*AIM*. Look through the lines below and extract any with the word "sæpe".
## START MATERIALS PROVIDED
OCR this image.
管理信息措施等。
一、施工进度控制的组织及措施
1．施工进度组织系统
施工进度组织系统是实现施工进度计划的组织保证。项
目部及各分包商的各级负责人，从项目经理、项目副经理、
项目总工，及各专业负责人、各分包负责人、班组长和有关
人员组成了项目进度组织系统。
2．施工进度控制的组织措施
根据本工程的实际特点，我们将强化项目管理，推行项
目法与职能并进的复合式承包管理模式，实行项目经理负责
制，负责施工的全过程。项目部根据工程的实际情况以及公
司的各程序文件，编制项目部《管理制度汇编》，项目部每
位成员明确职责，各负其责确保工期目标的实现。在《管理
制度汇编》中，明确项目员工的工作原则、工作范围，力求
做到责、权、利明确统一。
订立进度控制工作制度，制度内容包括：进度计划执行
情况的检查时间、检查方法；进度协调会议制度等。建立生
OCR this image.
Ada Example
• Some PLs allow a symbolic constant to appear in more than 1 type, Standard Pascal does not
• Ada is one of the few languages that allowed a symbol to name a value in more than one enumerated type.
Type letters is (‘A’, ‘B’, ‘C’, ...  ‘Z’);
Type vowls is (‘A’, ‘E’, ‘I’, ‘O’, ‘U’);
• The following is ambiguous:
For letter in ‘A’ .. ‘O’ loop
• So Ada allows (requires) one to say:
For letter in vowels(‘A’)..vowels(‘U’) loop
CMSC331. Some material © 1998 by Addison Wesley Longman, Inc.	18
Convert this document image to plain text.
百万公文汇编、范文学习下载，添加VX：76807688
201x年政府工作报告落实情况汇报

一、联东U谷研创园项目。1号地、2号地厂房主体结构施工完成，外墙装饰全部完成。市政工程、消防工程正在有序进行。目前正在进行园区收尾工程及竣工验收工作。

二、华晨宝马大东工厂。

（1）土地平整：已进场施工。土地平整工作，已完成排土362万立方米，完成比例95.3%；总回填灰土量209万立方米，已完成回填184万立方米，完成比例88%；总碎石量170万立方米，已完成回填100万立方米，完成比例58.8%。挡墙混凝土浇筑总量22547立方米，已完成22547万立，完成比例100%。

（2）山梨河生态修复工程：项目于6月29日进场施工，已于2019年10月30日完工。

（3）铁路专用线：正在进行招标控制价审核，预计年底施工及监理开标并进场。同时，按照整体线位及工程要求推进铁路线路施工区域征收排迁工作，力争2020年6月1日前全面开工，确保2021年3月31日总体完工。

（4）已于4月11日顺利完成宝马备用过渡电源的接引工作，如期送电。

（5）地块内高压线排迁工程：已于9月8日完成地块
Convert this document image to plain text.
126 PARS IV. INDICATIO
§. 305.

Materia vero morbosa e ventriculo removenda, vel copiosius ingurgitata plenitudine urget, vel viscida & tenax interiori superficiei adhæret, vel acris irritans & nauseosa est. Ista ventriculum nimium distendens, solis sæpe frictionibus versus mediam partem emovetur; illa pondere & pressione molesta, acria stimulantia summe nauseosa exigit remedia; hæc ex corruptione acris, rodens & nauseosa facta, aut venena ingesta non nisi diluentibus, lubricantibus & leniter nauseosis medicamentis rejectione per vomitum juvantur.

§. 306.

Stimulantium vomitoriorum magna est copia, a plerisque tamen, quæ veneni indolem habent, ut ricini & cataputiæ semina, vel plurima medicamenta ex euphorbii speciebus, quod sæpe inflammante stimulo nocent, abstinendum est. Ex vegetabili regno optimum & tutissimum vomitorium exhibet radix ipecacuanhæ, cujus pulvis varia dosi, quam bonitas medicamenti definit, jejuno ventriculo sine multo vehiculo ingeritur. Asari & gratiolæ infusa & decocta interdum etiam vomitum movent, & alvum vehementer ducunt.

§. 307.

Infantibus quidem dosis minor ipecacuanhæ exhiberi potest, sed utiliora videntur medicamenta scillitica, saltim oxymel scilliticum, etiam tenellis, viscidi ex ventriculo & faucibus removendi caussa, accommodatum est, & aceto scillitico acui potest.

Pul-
## END MATERIALS PROVIDED
*RESPONSE TO THE TASK*.
Materia vero morbosa e ventriculo removenda, vel copiosius ingurgitata plenitudine urget, vel viscida & tenax interiori superficiei adhæret, vel acris irritans & nauseosa est. Ista ventriculum nimium distendens, solis sæpe frictionibus versus mediam partem emovetur; illa pondere & pressione molesta, acria stimulantia summe nauseosa exigit remedia; hæc ex corruptione acris, rodens & nauseosa facta, aut venena ingesta non nisi diluentibus, lubricantibus & leniter nauseosis medicamentis rejectione per vomitum juvantur.
Stimulantium vomitoriorum magna est copia, a plerisque tamen, quæ veneni indolem habent, ut ricini & cataputiæ semina, vel plurima medicamenta ex euphorbii speciebus, quod sæpe inflammante stimulo nocent, abstinendum est. Ex vegetabili regno optimum & tutissimum vomitorium exhibet radix ipecacuanhæ, cujus pulvis varia dosi, quam bonitas medicamenti definit, jejuno ventriculo sine multo vehiculo ingeritur. Asari & gratiolæ infusa & decocta interdum etiam vomitum movent, & alvum vehementer ducunt.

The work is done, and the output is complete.